:: What you have to do ::
Identify all lines of the data containing the string "archived" and copy them.

***** Records to use

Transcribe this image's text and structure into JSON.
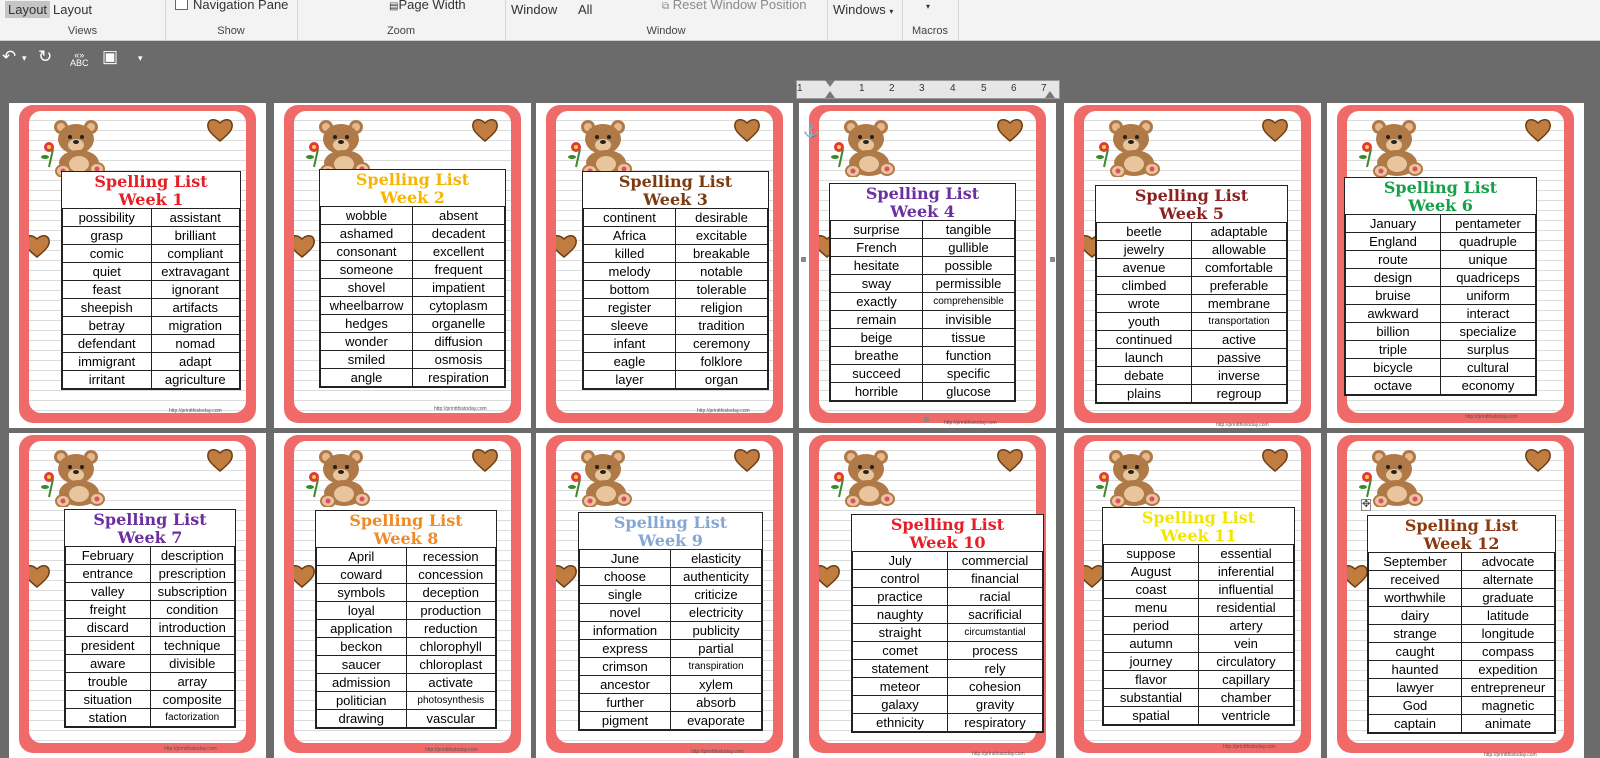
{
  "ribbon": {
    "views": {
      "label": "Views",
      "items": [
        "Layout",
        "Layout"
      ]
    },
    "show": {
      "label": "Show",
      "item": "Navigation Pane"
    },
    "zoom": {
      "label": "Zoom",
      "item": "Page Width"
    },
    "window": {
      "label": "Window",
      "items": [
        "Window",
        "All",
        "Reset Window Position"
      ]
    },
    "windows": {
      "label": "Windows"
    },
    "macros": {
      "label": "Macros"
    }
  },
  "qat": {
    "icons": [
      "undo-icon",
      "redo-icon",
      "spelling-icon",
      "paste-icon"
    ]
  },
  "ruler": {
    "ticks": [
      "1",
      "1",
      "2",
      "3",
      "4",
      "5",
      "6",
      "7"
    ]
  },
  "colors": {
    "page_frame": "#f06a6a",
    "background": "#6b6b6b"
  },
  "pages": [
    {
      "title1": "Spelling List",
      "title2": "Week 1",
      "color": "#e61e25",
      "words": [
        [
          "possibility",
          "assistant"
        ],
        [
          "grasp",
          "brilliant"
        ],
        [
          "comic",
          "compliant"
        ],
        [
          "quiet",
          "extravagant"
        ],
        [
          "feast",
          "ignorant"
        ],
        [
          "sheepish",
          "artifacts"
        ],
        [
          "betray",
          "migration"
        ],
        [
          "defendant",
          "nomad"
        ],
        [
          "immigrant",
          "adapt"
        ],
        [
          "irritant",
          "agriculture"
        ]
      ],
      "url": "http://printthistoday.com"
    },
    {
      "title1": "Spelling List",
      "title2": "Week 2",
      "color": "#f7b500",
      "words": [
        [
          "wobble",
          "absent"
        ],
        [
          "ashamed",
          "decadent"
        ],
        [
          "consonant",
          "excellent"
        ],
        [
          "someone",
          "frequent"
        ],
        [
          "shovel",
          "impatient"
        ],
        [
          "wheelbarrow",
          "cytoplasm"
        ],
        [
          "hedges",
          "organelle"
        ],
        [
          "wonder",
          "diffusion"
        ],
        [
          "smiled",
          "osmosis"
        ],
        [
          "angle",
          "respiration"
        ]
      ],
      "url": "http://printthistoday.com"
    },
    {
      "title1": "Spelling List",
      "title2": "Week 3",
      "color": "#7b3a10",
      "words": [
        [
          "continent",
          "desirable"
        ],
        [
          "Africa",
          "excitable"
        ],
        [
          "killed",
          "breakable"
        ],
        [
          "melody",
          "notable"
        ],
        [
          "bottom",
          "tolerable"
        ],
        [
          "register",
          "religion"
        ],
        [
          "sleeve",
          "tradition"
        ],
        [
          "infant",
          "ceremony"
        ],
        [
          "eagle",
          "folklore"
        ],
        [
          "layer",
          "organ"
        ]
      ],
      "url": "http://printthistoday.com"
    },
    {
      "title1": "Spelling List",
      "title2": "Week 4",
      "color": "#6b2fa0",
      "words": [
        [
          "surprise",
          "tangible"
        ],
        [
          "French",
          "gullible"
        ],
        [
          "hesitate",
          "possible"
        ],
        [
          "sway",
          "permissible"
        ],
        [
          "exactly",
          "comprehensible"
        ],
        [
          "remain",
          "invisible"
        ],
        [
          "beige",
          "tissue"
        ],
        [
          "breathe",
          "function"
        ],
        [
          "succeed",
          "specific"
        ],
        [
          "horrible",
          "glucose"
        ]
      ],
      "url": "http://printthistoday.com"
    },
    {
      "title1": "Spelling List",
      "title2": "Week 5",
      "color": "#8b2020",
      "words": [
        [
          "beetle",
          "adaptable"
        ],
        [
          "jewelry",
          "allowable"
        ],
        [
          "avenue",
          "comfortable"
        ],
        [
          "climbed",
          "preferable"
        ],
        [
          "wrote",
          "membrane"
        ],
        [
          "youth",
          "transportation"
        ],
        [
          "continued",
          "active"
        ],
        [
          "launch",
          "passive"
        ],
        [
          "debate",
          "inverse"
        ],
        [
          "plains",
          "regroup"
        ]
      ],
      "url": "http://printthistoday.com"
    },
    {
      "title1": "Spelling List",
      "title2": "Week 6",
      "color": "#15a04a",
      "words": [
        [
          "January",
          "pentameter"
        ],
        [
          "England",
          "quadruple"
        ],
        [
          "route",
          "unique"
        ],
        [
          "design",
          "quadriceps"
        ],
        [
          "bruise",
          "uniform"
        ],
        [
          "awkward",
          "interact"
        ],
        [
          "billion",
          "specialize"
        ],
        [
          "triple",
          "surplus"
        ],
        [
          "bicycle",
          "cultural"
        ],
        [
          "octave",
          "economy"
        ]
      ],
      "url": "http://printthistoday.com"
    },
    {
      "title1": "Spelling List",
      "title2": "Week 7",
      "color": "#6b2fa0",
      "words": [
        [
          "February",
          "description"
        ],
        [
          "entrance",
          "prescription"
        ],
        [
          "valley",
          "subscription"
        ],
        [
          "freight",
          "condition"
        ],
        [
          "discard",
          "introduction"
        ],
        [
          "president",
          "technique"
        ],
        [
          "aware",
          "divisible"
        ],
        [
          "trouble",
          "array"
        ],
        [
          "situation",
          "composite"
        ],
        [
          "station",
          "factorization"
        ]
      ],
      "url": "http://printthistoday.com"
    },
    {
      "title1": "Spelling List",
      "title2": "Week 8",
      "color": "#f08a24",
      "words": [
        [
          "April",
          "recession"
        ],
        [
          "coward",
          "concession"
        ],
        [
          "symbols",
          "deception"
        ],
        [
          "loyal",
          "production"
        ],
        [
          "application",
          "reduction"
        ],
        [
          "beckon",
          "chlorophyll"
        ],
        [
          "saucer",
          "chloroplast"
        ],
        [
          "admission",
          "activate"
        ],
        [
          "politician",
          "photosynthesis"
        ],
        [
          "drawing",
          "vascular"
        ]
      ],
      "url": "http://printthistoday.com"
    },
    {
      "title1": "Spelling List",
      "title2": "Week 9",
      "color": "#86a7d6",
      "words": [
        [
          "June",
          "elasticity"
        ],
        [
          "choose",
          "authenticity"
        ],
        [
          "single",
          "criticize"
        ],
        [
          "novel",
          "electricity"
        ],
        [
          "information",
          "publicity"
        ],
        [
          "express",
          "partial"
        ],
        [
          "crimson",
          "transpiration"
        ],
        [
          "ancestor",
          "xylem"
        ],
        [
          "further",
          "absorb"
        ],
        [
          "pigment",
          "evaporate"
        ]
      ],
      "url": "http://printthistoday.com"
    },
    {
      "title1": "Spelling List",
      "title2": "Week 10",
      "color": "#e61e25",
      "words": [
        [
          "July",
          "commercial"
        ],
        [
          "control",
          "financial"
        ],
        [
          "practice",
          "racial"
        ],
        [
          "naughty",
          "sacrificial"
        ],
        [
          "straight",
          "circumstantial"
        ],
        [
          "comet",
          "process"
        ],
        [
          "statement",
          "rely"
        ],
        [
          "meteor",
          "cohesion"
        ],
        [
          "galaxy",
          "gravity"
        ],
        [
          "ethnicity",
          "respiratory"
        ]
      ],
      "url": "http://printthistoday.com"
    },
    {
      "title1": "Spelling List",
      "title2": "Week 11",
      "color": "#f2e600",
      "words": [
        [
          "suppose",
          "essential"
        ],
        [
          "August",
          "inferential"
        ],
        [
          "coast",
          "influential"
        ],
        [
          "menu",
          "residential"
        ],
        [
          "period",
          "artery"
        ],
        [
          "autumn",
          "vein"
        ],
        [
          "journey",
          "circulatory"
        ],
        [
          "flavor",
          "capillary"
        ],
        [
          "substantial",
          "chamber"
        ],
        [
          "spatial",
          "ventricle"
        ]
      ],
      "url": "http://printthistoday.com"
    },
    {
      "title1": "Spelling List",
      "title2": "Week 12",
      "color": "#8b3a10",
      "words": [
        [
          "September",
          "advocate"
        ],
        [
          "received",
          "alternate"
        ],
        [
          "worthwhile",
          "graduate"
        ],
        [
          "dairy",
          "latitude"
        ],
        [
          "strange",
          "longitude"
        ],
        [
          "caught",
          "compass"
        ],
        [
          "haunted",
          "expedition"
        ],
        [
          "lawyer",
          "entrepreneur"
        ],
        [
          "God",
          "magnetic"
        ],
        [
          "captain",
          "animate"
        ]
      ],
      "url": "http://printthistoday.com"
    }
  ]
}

**********
***** Records to use

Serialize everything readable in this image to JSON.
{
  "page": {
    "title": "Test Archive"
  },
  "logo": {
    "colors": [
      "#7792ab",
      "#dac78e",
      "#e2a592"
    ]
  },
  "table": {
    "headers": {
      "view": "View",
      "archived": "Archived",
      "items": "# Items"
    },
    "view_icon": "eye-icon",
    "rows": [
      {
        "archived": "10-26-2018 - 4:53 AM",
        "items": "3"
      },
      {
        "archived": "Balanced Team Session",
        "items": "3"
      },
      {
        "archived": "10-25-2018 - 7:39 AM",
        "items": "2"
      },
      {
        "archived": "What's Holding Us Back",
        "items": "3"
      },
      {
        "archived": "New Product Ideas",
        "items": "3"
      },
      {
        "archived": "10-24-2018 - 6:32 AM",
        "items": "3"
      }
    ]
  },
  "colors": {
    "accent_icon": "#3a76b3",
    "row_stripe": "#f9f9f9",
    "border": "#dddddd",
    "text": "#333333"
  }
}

**********

:: Task answer ::
      "archived": "Archived",
        "archived": "10-26-2018 - 4:53 AM",
        "archived": "Balanced Team Session",
        "archived": "10-25-2018 - 7:39 AM",
        "archived": "What's Holding Us Back",
        "archived": "New Product Ideas",
        "archived": "10-24-2018 - 6:32 AM",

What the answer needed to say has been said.